*** Extracted data ***

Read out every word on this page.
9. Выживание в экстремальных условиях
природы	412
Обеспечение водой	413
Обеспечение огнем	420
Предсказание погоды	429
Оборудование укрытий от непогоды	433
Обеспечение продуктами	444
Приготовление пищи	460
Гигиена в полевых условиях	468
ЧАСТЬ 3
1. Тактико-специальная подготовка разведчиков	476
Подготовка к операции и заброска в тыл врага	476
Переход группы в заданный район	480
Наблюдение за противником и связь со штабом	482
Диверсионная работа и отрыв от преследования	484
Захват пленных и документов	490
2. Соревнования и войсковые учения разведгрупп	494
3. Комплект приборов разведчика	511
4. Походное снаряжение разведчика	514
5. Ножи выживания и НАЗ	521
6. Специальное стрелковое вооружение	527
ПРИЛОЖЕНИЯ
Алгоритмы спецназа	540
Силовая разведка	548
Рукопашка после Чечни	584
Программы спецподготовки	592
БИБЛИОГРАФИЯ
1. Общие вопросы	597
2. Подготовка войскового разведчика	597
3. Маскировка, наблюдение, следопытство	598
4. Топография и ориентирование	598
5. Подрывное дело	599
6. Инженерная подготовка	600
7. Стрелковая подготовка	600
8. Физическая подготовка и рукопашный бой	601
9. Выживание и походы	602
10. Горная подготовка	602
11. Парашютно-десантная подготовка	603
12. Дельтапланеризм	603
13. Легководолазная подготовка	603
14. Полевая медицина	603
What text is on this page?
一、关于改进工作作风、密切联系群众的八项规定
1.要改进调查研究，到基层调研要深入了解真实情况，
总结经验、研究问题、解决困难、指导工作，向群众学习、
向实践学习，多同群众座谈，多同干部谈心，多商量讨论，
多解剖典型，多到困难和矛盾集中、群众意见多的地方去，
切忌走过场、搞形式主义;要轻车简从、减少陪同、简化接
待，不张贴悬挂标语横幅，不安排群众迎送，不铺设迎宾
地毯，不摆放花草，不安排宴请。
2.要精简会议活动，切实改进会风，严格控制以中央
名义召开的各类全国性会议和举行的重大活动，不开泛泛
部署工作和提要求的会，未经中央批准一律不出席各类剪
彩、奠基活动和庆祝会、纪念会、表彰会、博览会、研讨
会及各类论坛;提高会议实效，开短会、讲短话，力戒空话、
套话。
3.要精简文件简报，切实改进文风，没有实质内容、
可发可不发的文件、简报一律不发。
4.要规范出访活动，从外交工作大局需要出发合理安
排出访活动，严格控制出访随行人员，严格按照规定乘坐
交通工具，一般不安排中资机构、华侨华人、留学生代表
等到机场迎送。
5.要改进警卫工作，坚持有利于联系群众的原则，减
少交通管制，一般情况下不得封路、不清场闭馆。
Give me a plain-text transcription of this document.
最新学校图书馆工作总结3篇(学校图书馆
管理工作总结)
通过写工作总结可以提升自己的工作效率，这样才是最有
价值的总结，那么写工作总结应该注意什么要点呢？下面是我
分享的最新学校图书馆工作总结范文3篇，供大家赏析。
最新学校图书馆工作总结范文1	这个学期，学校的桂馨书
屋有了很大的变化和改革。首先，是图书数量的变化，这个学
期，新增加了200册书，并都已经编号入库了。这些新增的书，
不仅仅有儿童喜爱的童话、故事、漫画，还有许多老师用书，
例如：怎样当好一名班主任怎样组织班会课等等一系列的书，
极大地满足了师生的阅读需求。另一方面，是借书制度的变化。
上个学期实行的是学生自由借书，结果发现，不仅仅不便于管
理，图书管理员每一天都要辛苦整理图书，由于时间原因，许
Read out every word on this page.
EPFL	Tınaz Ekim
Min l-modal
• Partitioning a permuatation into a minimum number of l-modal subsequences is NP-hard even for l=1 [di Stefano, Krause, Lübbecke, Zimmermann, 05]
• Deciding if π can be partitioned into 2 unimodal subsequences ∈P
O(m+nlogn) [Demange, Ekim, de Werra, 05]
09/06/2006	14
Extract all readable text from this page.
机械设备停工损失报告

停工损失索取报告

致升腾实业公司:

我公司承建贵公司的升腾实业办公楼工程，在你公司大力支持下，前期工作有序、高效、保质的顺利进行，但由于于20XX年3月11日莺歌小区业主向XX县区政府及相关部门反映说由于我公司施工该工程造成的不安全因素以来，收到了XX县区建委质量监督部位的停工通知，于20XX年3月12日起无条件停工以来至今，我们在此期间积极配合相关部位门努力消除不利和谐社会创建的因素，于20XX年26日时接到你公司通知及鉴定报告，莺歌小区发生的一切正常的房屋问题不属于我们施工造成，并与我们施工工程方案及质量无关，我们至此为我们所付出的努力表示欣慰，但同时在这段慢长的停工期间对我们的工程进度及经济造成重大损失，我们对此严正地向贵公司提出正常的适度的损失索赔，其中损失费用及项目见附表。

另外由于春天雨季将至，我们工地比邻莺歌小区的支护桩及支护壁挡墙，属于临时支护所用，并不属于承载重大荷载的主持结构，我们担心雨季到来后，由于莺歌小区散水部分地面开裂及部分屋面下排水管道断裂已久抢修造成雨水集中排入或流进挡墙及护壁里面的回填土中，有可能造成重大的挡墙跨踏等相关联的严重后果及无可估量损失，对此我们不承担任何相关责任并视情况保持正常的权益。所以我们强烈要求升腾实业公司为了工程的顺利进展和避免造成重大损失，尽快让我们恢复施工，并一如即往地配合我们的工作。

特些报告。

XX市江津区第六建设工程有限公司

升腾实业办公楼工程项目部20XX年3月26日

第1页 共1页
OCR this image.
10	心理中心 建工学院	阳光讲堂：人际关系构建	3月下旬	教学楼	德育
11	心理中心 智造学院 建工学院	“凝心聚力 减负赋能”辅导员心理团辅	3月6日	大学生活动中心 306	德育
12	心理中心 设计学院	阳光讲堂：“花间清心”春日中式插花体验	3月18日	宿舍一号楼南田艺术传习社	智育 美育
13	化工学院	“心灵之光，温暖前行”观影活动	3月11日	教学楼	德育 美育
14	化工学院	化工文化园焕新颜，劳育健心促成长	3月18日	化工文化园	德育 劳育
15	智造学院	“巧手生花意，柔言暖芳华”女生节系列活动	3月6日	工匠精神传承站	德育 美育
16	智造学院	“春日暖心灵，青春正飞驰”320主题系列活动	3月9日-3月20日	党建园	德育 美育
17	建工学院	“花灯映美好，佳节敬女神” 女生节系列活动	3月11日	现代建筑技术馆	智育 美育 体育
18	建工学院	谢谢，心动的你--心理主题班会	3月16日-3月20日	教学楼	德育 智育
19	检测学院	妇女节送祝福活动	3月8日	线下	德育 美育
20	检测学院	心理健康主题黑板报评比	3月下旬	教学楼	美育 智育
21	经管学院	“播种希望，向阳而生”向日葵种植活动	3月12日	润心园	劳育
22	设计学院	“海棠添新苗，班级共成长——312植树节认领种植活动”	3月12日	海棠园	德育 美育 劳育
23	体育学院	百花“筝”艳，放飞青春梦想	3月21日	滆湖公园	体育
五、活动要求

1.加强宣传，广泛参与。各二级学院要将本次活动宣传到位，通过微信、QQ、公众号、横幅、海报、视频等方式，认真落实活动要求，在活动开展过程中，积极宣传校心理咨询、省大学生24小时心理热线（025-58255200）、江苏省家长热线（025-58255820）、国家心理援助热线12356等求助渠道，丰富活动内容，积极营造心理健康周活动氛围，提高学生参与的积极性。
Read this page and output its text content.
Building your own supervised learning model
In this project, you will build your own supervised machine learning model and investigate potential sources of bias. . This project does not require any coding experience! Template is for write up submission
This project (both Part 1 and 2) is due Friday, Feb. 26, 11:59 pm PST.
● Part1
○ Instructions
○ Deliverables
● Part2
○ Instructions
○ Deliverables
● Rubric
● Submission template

***

:: Given request ::
Search the listing for the word "text". Copy every line in which it occurs.

:: Result for this exercise ::
What text is on this page?
Give me a plain-text transcription of this document.
Extract all readable text from this page.
Read this page and output its text content.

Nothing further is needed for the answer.